**EXERCISE REQUIREMENTS:**
Keep every line where the word "icon" appears; drop the rest.
[Start PROVIDED DATA]
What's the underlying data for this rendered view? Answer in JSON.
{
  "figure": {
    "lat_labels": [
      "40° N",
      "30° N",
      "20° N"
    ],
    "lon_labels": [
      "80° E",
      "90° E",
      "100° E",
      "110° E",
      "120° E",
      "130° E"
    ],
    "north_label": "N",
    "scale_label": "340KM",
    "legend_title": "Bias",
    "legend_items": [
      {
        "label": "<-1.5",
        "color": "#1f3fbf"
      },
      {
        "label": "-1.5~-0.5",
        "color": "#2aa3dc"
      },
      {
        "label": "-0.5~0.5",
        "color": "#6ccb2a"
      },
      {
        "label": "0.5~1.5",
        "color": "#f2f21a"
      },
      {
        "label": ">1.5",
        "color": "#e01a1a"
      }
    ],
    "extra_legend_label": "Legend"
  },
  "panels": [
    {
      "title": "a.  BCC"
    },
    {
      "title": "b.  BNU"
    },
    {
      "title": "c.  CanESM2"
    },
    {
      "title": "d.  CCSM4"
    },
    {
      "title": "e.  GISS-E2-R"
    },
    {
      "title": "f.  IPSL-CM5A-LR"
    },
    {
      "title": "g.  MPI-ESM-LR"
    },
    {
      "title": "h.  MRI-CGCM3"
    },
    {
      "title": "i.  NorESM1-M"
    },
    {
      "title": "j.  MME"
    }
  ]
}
[End PROVIDED DATA]
[Start PROVIDED DATA]
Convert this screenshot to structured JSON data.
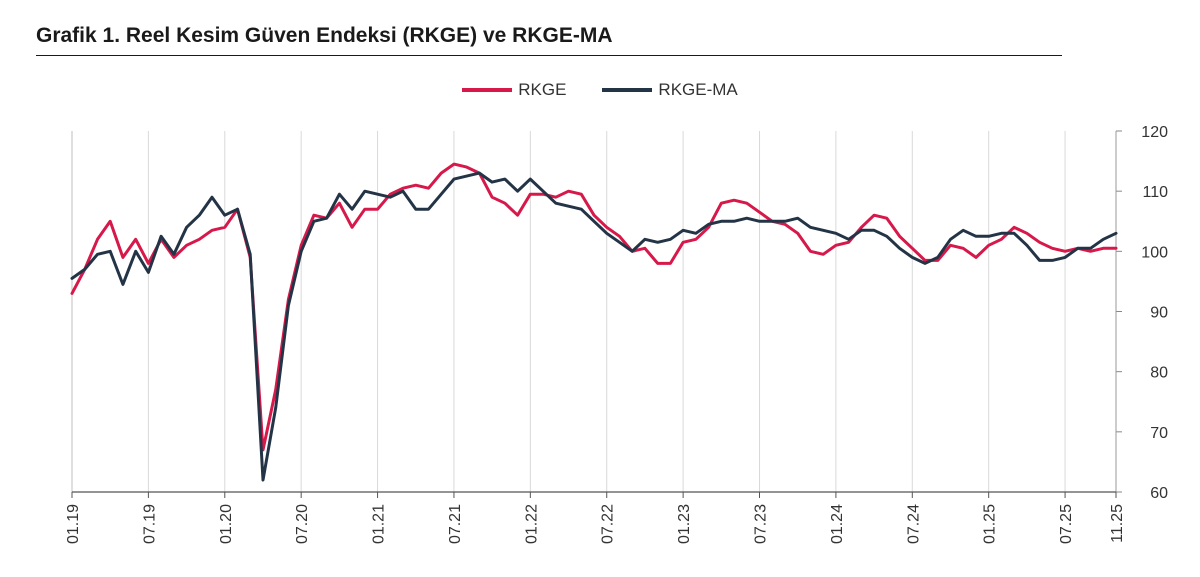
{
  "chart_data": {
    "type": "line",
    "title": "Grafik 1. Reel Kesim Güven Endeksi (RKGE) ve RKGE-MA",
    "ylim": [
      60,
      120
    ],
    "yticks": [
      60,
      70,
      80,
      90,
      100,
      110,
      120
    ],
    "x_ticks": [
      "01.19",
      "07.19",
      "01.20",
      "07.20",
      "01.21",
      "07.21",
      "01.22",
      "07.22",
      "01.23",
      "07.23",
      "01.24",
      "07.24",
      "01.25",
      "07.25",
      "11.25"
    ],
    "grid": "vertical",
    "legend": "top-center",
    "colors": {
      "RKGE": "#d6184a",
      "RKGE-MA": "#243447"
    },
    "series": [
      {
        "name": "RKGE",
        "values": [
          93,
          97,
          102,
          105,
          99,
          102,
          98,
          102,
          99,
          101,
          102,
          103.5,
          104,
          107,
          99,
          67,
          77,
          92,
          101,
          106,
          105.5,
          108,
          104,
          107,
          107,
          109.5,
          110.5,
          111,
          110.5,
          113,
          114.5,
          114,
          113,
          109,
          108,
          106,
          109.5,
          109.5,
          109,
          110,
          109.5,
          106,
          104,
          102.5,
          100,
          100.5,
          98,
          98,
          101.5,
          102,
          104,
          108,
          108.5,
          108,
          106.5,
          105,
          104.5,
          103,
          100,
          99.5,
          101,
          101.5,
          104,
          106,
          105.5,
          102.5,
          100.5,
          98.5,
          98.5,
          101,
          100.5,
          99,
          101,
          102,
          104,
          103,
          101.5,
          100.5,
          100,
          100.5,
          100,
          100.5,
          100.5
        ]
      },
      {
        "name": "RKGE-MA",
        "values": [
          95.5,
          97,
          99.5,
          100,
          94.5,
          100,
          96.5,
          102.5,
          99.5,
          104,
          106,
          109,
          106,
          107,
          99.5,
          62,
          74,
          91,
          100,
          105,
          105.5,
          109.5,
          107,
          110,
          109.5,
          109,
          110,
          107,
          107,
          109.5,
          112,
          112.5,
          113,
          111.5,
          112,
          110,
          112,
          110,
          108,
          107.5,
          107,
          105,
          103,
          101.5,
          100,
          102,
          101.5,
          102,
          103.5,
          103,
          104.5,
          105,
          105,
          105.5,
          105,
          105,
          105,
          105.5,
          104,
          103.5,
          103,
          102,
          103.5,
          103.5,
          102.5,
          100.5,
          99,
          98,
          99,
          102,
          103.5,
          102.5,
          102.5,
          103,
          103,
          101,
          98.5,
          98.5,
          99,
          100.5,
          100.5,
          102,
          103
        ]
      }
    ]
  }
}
[End PROVIDED DATA]
[Start PROVIDED DATA]
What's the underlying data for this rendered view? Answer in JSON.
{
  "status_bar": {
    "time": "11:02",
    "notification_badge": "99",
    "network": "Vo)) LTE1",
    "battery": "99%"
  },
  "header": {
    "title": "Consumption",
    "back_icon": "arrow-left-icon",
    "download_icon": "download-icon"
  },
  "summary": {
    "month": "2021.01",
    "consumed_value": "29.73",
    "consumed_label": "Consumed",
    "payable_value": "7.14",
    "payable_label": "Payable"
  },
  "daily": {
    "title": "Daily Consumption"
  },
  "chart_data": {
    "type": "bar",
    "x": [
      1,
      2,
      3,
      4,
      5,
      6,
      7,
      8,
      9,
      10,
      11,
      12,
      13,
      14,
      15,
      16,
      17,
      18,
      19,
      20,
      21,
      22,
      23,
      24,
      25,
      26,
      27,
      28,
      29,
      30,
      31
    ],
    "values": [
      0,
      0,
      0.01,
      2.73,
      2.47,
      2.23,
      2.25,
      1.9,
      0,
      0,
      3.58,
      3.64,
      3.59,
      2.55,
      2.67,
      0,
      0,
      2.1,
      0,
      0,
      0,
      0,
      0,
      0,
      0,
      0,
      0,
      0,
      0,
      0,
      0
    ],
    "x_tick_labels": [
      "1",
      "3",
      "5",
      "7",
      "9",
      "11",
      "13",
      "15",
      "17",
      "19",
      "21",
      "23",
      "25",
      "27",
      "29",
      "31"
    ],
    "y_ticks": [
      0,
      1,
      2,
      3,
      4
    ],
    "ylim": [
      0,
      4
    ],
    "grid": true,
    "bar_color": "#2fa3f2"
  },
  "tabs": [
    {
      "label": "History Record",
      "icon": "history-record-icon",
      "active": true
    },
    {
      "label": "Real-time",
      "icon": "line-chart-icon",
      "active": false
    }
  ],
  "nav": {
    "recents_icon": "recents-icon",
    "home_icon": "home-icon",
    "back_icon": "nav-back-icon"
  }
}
[End PROVIDED DATA]
**ANSWER IN FULL:**
    "back_icon": "arrow-left-icon",
    "download_icon": "download-icon"
      "icon": "history-record-icon",
      "icon": "line-chart-icon",
    "recents_icon": "recents-icon",
    "home_icon": "home-icon",
    "back_icon": "nav-back-icon"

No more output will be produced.